Direction >>
The entries below need to be written out exactly, with no pictures included.

Material to process >>
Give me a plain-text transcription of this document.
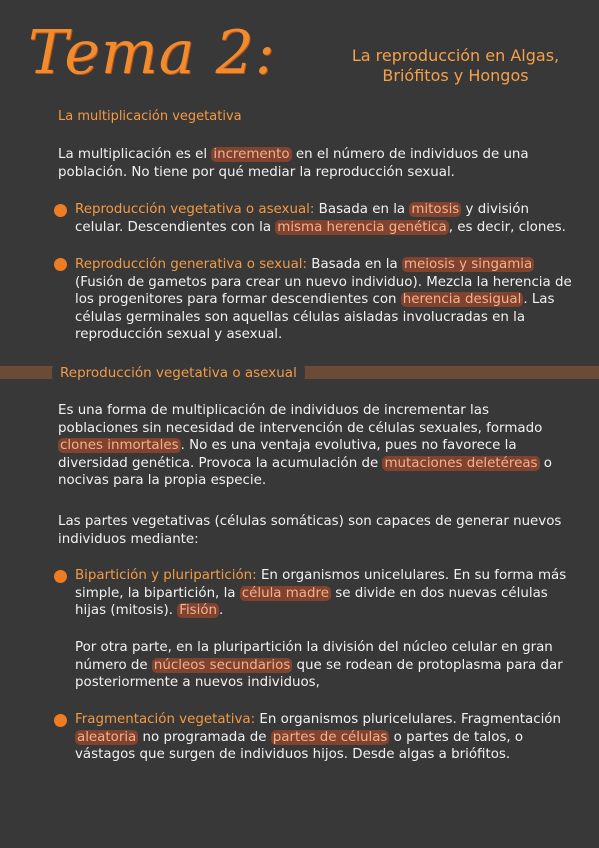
Tema 2:	La reproducción en Algas,
Briófitos y Hongos
La multiplicación vegetativa

La multiplicación es el incremento en el número de individuos de una población. No tiene por qué mediar la reproducción sexual.

Reproducción vegetativa o asexual: Basada en la mitosis y división celular. Descendientes con la misma herencia genética , es decir, clones.

Reproducción generativa o sexual: Basada en la meiosis y singamia (Fusión de gametos para crear un nuevo individuo). Mezcla la herencia de los progenitores para formar descendientes con herencia desigual . Las células germinales son aquellas células aisladas involucradas en la reproducción sexual y asexual.

Reproducción vegetativa o asexual

Es una forma de multiplicación de individuos de incrementar las poblaciones sin necesidad de intervención de células sexuales, formado clones inmortales . No es una ventaja evolutiva, pues no favorece la diversidad genética. Provoca la acumulación de mutaciones deletéreas o nocivas para la propia especie.

Las partes vegetativas (células somáticas) son capaces de generar nuevos individuos mediante:

Bipartición y pluripartición: En organismos unicelulares. En su forma más simple, la bipartición, la célula madre se divide en dos nuevas células hijas (mitosis). Fisión .

Por otra parte, en la pluripartición la división del núcleo celular en gran número de núcleos secundarios que se rodean de protoplasma para dar posteriormente a nuevos individuos,

Fragmentación vegetativa: En organismos pluricelulares. Fragmentación aleatoria no programada de partes de células o partes de talos, o vástagos que surgen de individuos hijos. Desde algas a briófitos.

Task response >>
Give me a plain-text transcription of this document.
Tema 2:	La reproducción en Algas,
Briófitos y Hongos
La multiplicación vegetativa

La multiplicación es el incremento en el número de individuos de una población. No tiene por qué mediar la reproducción sexual.

Reproducción vegetativa o asexual: Basada en la mitosis y división celular. Descendientes con la misma herencia genética , es decir, clones.

Reproducción generativa o sexual: Basada en la meiosis y singamia (Fusión de gametos para crear un nuevo individuo). Mezcla la herencia de los progenitores para formar descendientes con herencia desigual . Las células germinales son aquellas células aisladas involucradas en la reproducción sexual y asexual.

Reproducción vegetativa o asexual

Es una forma de multiplicación de individuos de incrementar las poblaciones sin necesidad de intervención de células sexuales, formado clones inmortales . No es una ventaja evolutiva, pues no favorece la diversidad genética. Provoca la acumulación de mutaciones deletéreas o nocivas para la propia especie.

Las partes vegetativas (células somáticas) son capaces de generar nuevos individuos mediante:

Bipartición y pluripartición: En organismos unicelulares. En su forma más simple, la bipartición, la célula madre se divide en dos nuevas células hijas (mitosis). Fisión .

Por otra parte, en la pluripartición la división del núcleo celular en gran número de núcleos secundarios que se rodean de protoplasma para dar posteriormente a nuevos individuos,

Fragmentación vegetativa: En organismos pluricelulares. Fragmentación aleatoria no programada de partes de células o partes de talos, o vástagos que surgen de individuos hijos. Desde algas a briófitos.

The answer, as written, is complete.